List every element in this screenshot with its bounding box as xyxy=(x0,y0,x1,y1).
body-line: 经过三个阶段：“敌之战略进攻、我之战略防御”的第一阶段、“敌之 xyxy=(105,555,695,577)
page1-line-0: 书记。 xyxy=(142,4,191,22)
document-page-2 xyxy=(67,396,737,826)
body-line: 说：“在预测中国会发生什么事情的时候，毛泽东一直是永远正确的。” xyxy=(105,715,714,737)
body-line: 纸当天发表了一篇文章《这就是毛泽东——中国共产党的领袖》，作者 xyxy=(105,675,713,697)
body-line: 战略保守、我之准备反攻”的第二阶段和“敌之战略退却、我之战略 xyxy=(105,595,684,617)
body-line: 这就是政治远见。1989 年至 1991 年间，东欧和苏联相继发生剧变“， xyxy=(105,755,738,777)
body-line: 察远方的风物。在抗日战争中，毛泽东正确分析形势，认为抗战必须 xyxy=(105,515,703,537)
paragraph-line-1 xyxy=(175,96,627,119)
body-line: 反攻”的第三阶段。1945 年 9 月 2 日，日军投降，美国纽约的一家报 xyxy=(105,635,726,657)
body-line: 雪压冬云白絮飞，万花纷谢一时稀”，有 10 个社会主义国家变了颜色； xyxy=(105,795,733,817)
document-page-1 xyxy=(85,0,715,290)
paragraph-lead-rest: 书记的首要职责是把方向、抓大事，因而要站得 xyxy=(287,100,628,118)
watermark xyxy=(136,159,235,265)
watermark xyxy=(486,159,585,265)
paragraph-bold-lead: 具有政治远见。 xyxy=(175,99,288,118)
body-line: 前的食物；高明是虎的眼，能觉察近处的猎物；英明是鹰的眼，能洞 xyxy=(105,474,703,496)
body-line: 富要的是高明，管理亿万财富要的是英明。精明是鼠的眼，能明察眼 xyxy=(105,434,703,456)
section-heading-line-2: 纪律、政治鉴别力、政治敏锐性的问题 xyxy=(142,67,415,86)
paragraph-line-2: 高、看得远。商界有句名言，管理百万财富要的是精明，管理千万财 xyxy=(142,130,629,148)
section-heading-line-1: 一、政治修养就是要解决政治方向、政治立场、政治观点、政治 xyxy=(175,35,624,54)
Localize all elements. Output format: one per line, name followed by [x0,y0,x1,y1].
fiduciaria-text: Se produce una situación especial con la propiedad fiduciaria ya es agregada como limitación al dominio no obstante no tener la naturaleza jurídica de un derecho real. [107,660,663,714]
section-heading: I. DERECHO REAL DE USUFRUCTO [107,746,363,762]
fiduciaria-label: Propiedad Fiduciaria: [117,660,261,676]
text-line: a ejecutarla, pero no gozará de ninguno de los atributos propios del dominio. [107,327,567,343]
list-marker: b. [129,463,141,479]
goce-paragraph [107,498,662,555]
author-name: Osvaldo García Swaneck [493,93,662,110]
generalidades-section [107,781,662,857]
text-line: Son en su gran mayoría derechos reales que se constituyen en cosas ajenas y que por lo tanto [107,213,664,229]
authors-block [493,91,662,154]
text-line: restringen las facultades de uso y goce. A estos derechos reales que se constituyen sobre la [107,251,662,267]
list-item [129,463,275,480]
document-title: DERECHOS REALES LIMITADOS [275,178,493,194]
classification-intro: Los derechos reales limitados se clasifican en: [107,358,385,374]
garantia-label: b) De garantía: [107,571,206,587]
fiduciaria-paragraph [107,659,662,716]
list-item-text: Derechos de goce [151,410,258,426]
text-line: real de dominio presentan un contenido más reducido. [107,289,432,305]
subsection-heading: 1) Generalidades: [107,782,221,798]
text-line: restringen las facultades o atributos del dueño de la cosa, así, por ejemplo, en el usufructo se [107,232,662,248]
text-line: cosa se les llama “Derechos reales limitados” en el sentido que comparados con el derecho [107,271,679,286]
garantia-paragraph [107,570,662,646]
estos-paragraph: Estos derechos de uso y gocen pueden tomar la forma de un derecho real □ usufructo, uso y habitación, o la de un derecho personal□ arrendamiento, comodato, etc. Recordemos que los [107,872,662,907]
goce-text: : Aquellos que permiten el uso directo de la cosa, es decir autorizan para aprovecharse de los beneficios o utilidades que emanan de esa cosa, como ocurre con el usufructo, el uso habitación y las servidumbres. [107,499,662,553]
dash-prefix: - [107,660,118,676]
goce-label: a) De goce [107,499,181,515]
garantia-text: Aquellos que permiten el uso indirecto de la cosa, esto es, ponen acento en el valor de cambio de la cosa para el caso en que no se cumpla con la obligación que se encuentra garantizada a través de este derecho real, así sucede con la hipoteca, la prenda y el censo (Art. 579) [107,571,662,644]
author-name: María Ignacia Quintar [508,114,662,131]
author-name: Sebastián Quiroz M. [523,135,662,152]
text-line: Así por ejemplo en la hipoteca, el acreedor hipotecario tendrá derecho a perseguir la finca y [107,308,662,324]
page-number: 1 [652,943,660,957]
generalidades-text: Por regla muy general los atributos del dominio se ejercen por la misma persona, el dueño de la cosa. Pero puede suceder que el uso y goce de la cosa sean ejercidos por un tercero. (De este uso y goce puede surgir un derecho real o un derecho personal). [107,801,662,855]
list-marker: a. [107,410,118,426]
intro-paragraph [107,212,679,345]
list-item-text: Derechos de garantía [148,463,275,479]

+ + +

What is being asked:
Copy the material word for word, from its first line through the line containing "document-page-2 xyxy=(67,396,737,826)", including both of those lines.

Problem solution:
List every element in this screenshot with its bounding box as xyxy=(x0,y0,x1,y1).
body-line: 经过三个阶段：“敌之战略进攻、我之战略防御”的第一阶段、“敌之 xyxy=(105,555,695,577)
page1-line-0: 书记。 xyxy=(142,4,191,22)
document-page-2 xyxy=(67,396,737,826)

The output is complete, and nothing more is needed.